Word for word, set down the records and skip each picture.

Figure collection entries
>>
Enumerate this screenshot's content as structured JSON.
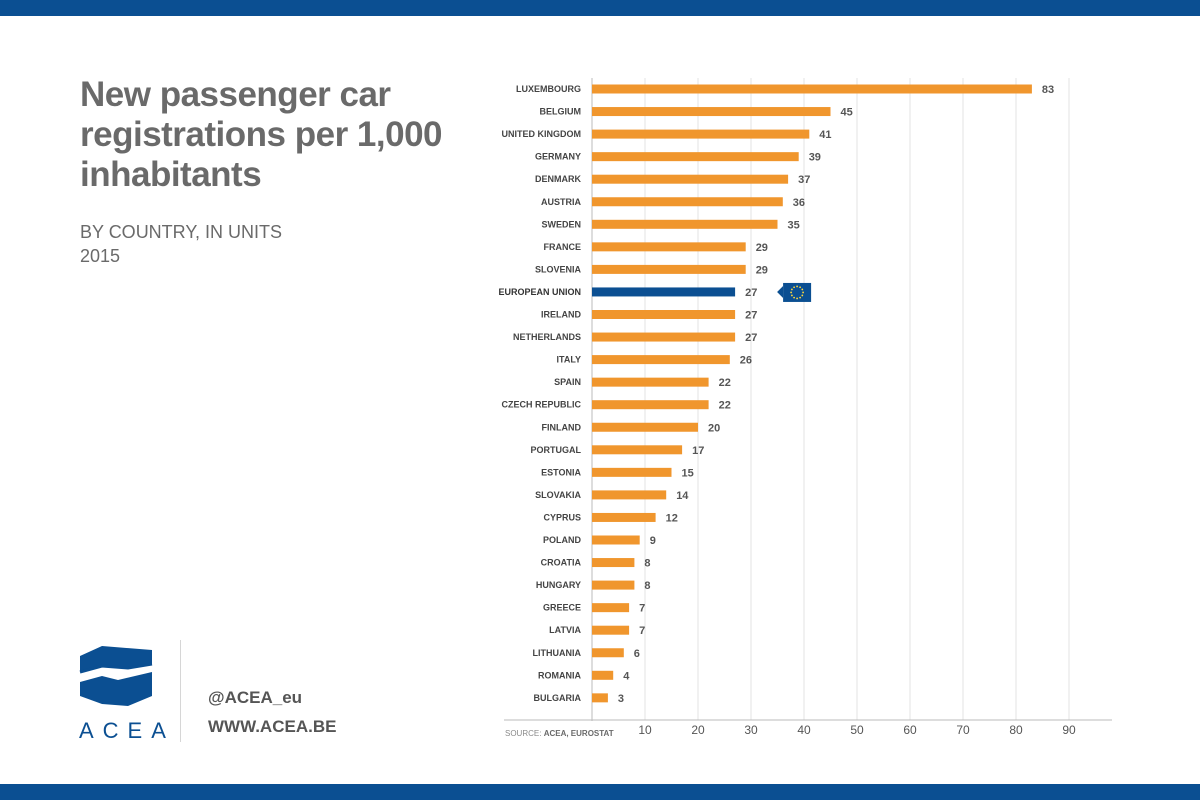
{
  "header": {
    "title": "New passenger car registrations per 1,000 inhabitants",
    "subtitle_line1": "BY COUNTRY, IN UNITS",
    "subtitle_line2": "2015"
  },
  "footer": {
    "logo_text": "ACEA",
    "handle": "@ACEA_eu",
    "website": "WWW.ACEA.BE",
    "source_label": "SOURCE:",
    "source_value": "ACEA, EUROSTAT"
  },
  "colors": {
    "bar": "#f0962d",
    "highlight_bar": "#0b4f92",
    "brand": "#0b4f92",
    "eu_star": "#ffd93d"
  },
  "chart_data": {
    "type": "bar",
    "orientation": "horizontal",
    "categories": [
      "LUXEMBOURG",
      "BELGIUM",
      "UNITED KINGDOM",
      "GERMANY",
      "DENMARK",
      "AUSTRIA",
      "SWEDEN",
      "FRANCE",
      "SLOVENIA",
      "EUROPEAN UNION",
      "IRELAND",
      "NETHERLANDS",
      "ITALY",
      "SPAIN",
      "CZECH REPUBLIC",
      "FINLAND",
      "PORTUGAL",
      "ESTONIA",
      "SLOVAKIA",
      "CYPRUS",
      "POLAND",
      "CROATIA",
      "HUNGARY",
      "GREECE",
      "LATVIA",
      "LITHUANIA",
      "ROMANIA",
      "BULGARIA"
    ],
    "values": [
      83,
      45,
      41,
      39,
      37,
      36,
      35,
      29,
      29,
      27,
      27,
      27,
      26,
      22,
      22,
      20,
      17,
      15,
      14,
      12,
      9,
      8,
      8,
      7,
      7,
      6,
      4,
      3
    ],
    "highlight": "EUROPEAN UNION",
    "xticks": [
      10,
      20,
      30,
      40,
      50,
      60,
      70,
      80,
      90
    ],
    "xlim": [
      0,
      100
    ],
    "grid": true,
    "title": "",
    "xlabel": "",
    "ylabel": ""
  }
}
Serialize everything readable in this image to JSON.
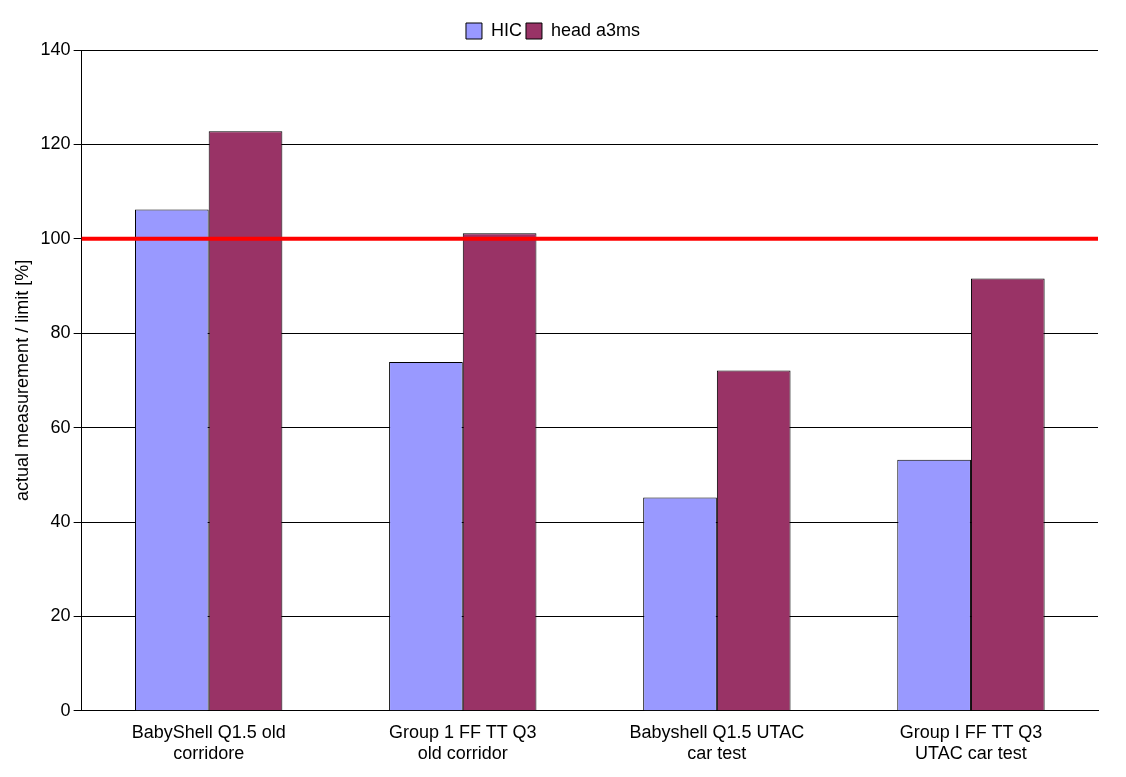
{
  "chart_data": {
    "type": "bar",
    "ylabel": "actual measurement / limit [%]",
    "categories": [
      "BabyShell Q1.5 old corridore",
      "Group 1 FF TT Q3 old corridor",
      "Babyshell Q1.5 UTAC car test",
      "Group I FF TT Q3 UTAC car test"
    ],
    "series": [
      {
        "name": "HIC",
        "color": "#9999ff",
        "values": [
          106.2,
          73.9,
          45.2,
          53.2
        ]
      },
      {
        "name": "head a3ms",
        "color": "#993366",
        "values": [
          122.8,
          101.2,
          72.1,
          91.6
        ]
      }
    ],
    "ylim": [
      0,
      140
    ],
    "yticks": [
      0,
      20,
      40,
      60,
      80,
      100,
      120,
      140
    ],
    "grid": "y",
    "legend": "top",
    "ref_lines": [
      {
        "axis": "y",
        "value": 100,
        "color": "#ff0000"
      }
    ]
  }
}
<<
Result below
Enumerate this screenshot's content as structured JSON.
{
  "header": {
    "title": "New passenger car registrations per 1,000 inhabitants",
    "subtitle_line1": "BY COUNTRY, IN UNITS",
    "subtitle_line2": "2015"
  },
  "footer": {
    "logo_text": "ACEA",
    "handle": "@ACEA_eu",
    "website": "WWW.ACEA.BE",
    "source_label": "SOURCE:",
    "source_value": "ACEA, EUROSTAT"
  },
  "colors": {
    "bar": "#f0962d",
    "highlight_bar": "#0b4f92",
    "brand": "#0b4f92",
    "eu_star": "#ffd93d"
  },
  "chart_data": {
    "type": "bar",
    "orientation": "horizontal",
    "categories": [
      "LUXEMBOURG",
      "BELGIUM",
      "UNITED KINGDOM",
      "GERMANY",
      "DENMARK",
      "AUSTRIA",
      "SWEDEN",
      "FRANCE",
      "SLOVENIA",
      "EUROPEAN UNION",
      "IRELAND",
      "NETHERLANDS",
      "ITALY",
      "SPAIN",
      "CZECH REPUBLIC",
      "FINLAND",
      "PORTUGAL",
      "ESTONIA",
      "SLOVAKIA",
      "CYPRUS",
      "POLAND",
      "CROATIA",
      "HUNGARY",
      "GREECE",
      "LATVIA",
      "LITHUANIA",
      "ROMANIA",
      "BULGARIA"
    ],
    "values": [
      83,
      45,
      41,
      39,
      37,
      36,
      35,
      29,
      29,
      27,
      27,
      27,
      26,
      22,
      22,
      20,
      17,
      15,
      14,
      12,
      9,
      8,
      8,
      7,
      7,
      6,
      4,
      3
    ],
    "highlight": "EUROPEAN UNION",
    "xticks": [
      10,
      20,
      30,
      40,
      50,
      60,
      70,
      80,
      90
    ],
    "xlim": [
      0,
      100
    ],
    "grid": true,
    "title": "",
    "xlabel": "",
    "ylabel": ""
  }
}
Serialize everything readable in this image to JSON.
{
  "chart_data": {
    "type": "bar",
    "ylabel": "actual measurement / limit [%]",
    "categories": [
      "BabyShell Q1.5 old corridore",
      "Group 1 FF TT Q3 old corridor",
      "Babyshell Q1.5 UTAC car test",
      "Group I FF TT Q3 UTAC car test"
    ],
    "series": [
      {
        "name": "HIC",
        "color": "#9999ff",
        "values": [
          106.2,
          73.9,
          45.2,
          53.2
        ]
      },
      {
        "name": "head a3ms",
        "color": "#993366",
        "values": [
          122.8,
          101.2,
          72.1,
          91.6
        ]
      }
    ],
    "ylim": [
      0,
      140
    ],
    "yticks": [
      0,
      20,
      40,
      60,
      80,
      100,
      120,
      140
    ],
    "grid": "y",
    "legend": "top",
    "ref_lines": [
      {
        "axis": "y",
        "value": 100,
        "color": "#ff0000"
      }
    ]
  }
}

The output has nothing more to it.